Could you write out the records below exactly as they appear?

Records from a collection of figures
+--

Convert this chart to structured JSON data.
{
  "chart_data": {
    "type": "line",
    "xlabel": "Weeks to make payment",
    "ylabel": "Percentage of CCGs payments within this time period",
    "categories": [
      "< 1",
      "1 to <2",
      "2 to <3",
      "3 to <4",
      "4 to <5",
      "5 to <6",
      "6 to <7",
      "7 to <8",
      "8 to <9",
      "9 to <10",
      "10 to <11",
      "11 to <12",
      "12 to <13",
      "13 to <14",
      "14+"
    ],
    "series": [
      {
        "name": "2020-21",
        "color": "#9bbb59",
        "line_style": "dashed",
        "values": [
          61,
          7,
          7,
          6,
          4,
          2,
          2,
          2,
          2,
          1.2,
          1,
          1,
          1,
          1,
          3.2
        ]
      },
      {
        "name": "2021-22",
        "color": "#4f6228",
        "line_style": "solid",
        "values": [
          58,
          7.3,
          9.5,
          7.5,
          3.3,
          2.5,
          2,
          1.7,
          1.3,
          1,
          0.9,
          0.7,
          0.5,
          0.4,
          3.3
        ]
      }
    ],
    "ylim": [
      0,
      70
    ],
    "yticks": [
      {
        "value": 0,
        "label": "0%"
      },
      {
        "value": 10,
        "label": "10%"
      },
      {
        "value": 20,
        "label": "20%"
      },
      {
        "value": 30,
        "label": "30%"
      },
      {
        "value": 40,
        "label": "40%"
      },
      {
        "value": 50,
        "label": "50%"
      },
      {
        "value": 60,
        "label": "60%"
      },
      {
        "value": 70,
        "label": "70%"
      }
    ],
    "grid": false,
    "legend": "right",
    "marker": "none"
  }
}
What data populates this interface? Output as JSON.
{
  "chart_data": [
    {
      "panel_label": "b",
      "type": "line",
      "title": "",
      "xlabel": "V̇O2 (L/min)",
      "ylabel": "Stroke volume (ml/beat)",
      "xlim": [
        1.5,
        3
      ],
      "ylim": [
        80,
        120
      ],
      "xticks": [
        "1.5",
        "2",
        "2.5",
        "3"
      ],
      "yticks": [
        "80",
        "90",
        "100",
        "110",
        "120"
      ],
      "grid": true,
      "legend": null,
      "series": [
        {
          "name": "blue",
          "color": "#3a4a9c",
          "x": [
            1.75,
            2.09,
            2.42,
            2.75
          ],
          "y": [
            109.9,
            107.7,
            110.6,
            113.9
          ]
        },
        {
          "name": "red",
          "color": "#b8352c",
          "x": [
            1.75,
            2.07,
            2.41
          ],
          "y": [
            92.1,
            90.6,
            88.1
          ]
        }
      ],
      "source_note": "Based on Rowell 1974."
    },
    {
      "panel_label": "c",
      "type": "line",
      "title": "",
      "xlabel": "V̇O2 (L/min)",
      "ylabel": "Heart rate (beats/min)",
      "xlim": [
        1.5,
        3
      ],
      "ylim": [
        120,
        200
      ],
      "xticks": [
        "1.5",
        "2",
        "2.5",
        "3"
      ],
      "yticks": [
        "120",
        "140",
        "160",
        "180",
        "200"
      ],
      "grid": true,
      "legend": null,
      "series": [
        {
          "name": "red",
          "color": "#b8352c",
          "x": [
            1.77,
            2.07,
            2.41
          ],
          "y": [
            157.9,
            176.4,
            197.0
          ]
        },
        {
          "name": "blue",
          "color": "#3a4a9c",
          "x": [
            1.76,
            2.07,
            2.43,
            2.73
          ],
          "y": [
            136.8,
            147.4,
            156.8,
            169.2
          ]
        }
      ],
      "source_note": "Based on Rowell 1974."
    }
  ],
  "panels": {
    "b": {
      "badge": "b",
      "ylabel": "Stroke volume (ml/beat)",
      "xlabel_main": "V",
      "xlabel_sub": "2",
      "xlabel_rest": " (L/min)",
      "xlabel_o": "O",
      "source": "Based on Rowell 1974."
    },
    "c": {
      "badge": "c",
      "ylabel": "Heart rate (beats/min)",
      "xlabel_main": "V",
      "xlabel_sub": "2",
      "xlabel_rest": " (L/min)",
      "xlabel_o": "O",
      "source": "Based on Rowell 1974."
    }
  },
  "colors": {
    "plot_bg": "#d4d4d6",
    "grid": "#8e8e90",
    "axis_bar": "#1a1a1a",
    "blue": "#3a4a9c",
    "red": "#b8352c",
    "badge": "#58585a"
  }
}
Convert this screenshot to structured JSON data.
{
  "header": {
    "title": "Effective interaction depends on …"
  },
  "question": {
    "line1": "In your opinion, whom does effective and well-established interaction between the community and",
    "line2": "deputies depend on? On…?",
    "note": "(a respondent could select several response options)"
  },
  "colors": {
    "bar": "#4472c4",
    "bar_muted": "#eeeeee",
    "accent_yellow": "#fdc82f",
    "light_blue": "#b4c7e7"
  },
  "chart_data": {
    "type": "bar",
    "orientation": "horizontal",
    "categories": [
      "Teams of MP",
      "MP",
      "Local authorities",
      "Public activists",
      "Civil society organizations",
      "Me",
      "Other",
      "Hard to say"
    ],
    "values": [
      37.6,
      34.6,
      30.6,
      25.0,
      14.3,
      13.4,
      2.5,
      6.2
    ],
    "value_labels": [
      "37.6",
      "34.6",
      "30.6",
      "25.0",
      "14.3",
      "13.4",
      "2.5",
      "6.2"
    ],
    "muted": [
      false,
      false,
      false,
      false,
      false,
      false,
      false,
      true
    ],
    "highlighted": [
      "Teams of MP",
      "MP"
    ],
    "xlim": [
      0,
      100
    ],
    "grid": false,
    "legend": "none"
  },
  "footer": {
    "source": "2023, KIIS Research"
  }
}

+--

*Solution*.
Convert this chart to structured JSON data.
{
  "chart_data": {
    "type": "line",
    "xlabel": "Weeks to make payment",
    "ylabel": "Percentage of CCGs payments within this time period",
    "categories": [
      "< 1",
      "1 to <2",
      "2 to <3",
      "3 to <4",
      "4 to <5",
      "5 to <6",
      "6 to <7",
      "7 to <8",
      "8 to <9",
      "9 to <10",
      "10 to <11",
      "11 to <12",
      "12 to <13",
      "13 to <14",
      "14+"
    ],
    "series": [
      {
        "name": "2020-21",
        "color": "#9bbb59",
        "line_style": "dashed",
        "values": [
          61,
          7,
          7,
          6,
          4,
          2,
          2,
          2,
          2,
          1.2,
          1,
          1,
          1,
          1,
          3.2
        ]
      },
      {
        "name": "2021-22",
        "color": "#4f6228",
        "line_style": "solid",
        "values": [
          58,
          7.3,
          9.5,
          7.5,
          3.3,
          2.5,
          2,
          1.7,
          1.3,
          1,
          0.9,
          0.7,
          0.5,
          0.4,
          3.3
        ]
      }
    ],
    "ylim": [
      0,
      70
    ],
    "yticks": [
      {
        "value": 0,
        "label": "0%"
      },
      {
        "value": 10,
        "label": "10%"
      },
      {
        "value": 20,
        "label": "20%"
      },
      {
        "value": 30,
        "label": "30%"
      },
      {
        "value": 40,
        "label": "40%"
      },
      {
        "value": 50,
        "label": "50%"
      },
      {
        "value": 60,
        "label": "60%"
      },
      {
        "value": 70,
        "label": "70%"
      }
    ],
    "grid": false,
    "legend": "right",
    "marker": "none"
  }
}
What data populates this interface? Output as JSON.
{
  "chart_data": [
    {
      "panel_label": "b",
      "type": "line",
      "title": "",
      "xlabel": "V̇O2 (L/min)",
      "ylabel": "Stroke volume (ml/beat)",
      "xlim": [
        1.5,
        3
      ],
      "ylim": [
        80,
        120
      ],
      "xticks": [
        "1.5",
        "2",
        "2.5",
        "3"
      ],
      "yticks": [
        "80",
        "90",
        "100",
        "110",
        "120"
      ],
      "grid": true,
      "legend": null,
      "series": [
        {
          "name": "blue",
          "color": "#3a4a9c",
          "x": [
            1.75,
            2.09,
            2.42,
            2.75
          ],
          "y": [
            109.9,
            107.7,
            110.6,
            113.9
          ]
        },
        {
          "name": "red",
          "color": "#b8352c",
          "x": [
            1.75,
            2.07,
            2.41
          ],
          "y": [
            92.1,
            90.6,
            88.1
          ]
        }
      ],
      "source_note": "Based on Rowell 1974."
    },
    {
      "panel_label": "c",
      "type": "line",
      "title": "",
      "xlabel": "V̇O2 (L/min)",
      "ylabel": "Heart rate (beats/min)",
      "xlim": [
        1.5,
        3
      ],
      "ylim": [
        120,
        200
      ],
      "xticks": [
        "1.5",
        "2",
        "2.5",
        "3"
      ],
      "yticks": [
        "120",
        "140",
        "160",
        "180",
        "200"
      ],
      "grid": true,
      "legend": null,
      "series": [
        {
          "name": "red",
          "color": "#b8352c",
          "x": [
            1.77,
            2.07,
            2.41
          ],
          "y": [
            157.9,
            176.4,
            197.0
          ]
        },
        {
          "name": "blue",
          "color": "#3a4a9c",
          "x": [
            1.76,
            2.07,
            2.43,
            2.73
          ],
          "y": [
            136.8,
            147.4,
            156.8,
            169.2
          ]
        }
      ],
      "source_note": "Based on Rowell 1974."
    }
  ],
  "panels": {
    "b": {
      "badge": "b",
      "ylabel": "Stroke volume (ml/beat)",
      "xlabel_main": "V",
      "xlabel_sub": "2",
      "xlabel_rest": " (L/min)",
      "xlabel_o": "O",
      "source": "Based on Rowell 1974."
    },
    "c": {
      "badge": "c",
      "ylabel": "Heart rate (beats/min)",
      "xlabel_main": "V",
      "xlabel_sub": "2",
      "xlabel_rest": " (L/min)",
      "xlabel_o": "O",
      "source": "Based on Rowell 1974."
    }
  },
  "colors": {
    "plot_bg": "#d4d4d6",
    "grid": "#8e8e90",
    "axis_bar": "#1a1a1a",
    "blue": "#3a4a9c",
    "red": "#b8352c",
    "badge": "#58585a"
  }
}
Convert this screenshot to structured JSON data.
{
  "header": {
    "title": "Effective interaction depends on …"
  },
  "question": {
    "line1": "In your opinion, whom does effective and well-established interaction between the community and",
    "line2": "deputies depend on? On…?",
    "note": "(a respondent could select several response options)"
  },
  "colors": {
    "bar": "#4472c4",
    "bar_muted": "#eeeeee",
    "accent_yellow": "#fdc82f",
    "light_blue": "#b4c7e7"
  },
  "chart_data": {
    "type": "bar",
    "orientation": "horizontal",
    "categories": [
      "Teams of MP",
      "MP",
      "Local authorities",
      "Public activists",
      "Civil society organizations",
      "Me",
      "Other",
      "Hard to say"
    ],
    "values": [
      37.6,
      34.6,
      30.6,
      25.0,
      14.3,
      13.4,
      2.5,
      6.2
    ],
    "value_labels": [
      "37.6",
      "34.6",
      "30.6",
      "25.0",
      "14.3",
      "13.4",
      "2.5",
      "6.2"
    ],
    "muted": [
      false,
      false,
      false,
      false,
      false,
      false,
      false,
      true
    ],
    "highlighted": [
      "Teams of MP",
      "MP"
    ],
    "xlim": [
      0,
      100
    ],
    "grid": false,
    "legend": "none"
  },
  "footer": {
    "source": "2023, KIIS Research"
  }
}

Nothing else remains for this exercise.